Write out the data below exactly as given, without any of its pictures.

[Figure contents as structured data]
/---
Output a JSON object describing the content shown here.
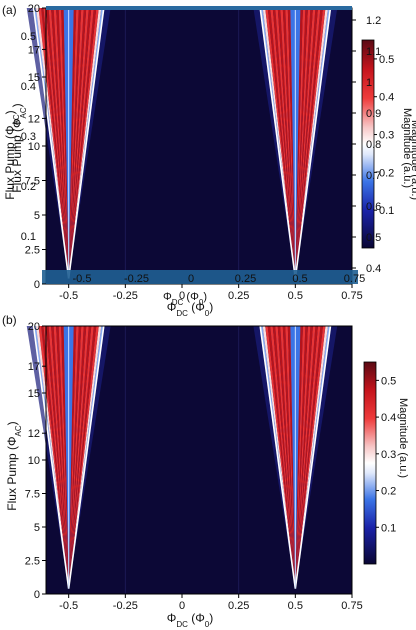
{
  "chart_data": [
    {
      "type": "heatmap",
      "panel_label": "(a)",
      "xlabel": "Φ_DC (Φ0)",
      "ylabel": "Flux Pump (Φ_AC)",
      "xlim": [
        -0.6,
        0.75
      ],
      "ylim": [
        0,
        20
      ],
      "x_ticks": [
        "-0.5",
        "-0.25",
        "0",
        "0.25",
        "0.5",
        "0.75"
      ],
      "y_ticks": [
        "0",
        "2.5",
        "5",
        "7.5",
        "10",
        "12",
        "15",
        "17",
        "20"
      ],
      "colorbar_label": "Magnitude (a.u.)",
      "colorbar_ticks": [
        "0.1",
        "0.2",
        "0.3",
        "0.4",
        "0.5"
      ],
      "overlay_colorbar_ticks": [
        "0.4",
        "0.5",
        "0.6",
        "0.7",
        "0.8",
        "0.9",
        "1",
        "1.1",
        "1.2"
      ],
      "overlay_left_ticks": [
        "0.1",
        "0.2",
        "0.3",
        "0.4",
        "0.5"
      ],
      "overlay_bottom_ticks": [
        "-0.5",
        "-0.25",
        "0",
        "0.25",
        "0.5",
        "0.75"
      ],
      "overlay_xlabel": "Φ_DC (Φ0)",
      "cones": [
        {
          "center": -0.5,
          "halfwidth_at_ymax": 0.155
        },
        {
          "center": 0.5,
          "halfwidth_at_ymax": 0.155
        }
      ],
      "value_range": [
        0.0,
        0.55
      ]
    },
    {
      "type": "heatmap",
      "panel_label": "(b)",
      "xlabel": "Φ_DC (Φ0)",
      "ylabel": "Flux Pump (Φ_AC)",
      "xlim": [
        -0.6,
        0.75
      ],
      "ylim": [
        0,
        20
      ],
      "x_ticks": [
        "-0.5",
        "-0.25",
        "0",
        "0.25",
        "0.5",
        "0.75"
      ],
      "y_ticks": [
        "0",
        "2.5",
        "5",
        "7.5",
        "10",
        "12",
        "15",
        "17",
        "20"
      ],
      "colorbar_label": "Magnitude (a.u.)",
      "colorbar_ticks": [
        "0.1",
        "0.2",
        "0.3",
        "0.4",
        "0.5"
      ],
      "cones": [
        {
          "center": -0.5,
          "halfwidth_at_ymax": 0.155
        },
        {
          "center": 0.5,
          "halfwidth_at_ymax": 0.155
        }
      ],
      "value_range": [
        0.0,
        0.55
      ]
    }
  ]
}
\---
→ **Response below**
Output a JSON object describing the content shown here.
{
  "chart_data": [
    {
      "type": "heatmap",
      "panel_label": "(a)",
      "xlabel": "Φ_DC (Φ0)",
      "ylabel": "Flux Pump (Φ_AC)",
      "xlim": [
        -0.6,
        0.75
      ],
      "ylim": [
        0,
        20
      ],
      "x_ticks": [
        "-0.5",
        "-0.25",
        "0",
        "0.25",
        "0.5",
        "0.75"
      ],
      "y_ticks": [
        "0",
        "2.5",
        "5",
        "7.5",
        "10",
        "12",
        "15",
        "17",
        "20"
      ],
      "colorbar_label": "Magnitude (a.u.)",
      "colorbar_ticks": [
        "0.1",
        "0.2",
        "0.3",
        "0.4",
        "0.5"
      ],
      "overlay_colorbar_ticks": [
        "0.4",
        "0.5",
        "0.6",
        "0.7",
        "0.8",
        "0.9",
        "1",
        "1.1",
        "1.2"
      ],
      "overlay_left_ticks": [
        "0.1",
        "0.2",
        "0.3",
        "0.4",
        "0.5"
      ],
      "overlay_bottom_ticks": [
        "-0.5",
        "-0.25",
        "0",
        "0.25",
        "0.5",
        "0.75"
      ],
      "overlay_xlabel": "Φ_DC (Φ0)",
      "cones": [
        {
          "center": -0.5,
          "halfwidth_at_ymax": 0.155
        },
        {
          "center": 0.5,
          "halfwidth_at_ymax": 0.155
        }
      ],
      "value_range": [
        0.0,
        0.55
      ]
    },
    {
      "type": "heatmap",
      "panel_label": "(b)",
      "xlabel": "Φ_DC (Φ0)",
      "ylabel": "Flux Pump (Φ_AC)",
      "xlim": [
        -0.6,
        0.75
      ],
      "ylim": [
        0,
        20
      ],
      "x_ticks": [
        "-0.5",
        "-0.25",
        "0",
        "0.25",
        "0.5",
        "0.75"
      ],
      "y_ticks": [
        "0",
        "2.5",
        "5",
        "7.5",
        "10",
        "12",
        "15",
        "17",
        "20"
      ],
      "colorbar_label": "Magnitude (a.u.)",
      "colorbar_ticks": [
        "0.1",
        "0.2",
        "0.3",
        "0.4",
        "0.5"
      ],
      "cones": [
        {
          "center": -0.5,
          "halfwidth_at_ymax": 0.155
        },
        {
          "center": 0.5,
          "halfwidth_at_ymax": 0.155
        }
      ],
      "value_range": [
        0.0,
        0.55
      ]
    }
  ]
}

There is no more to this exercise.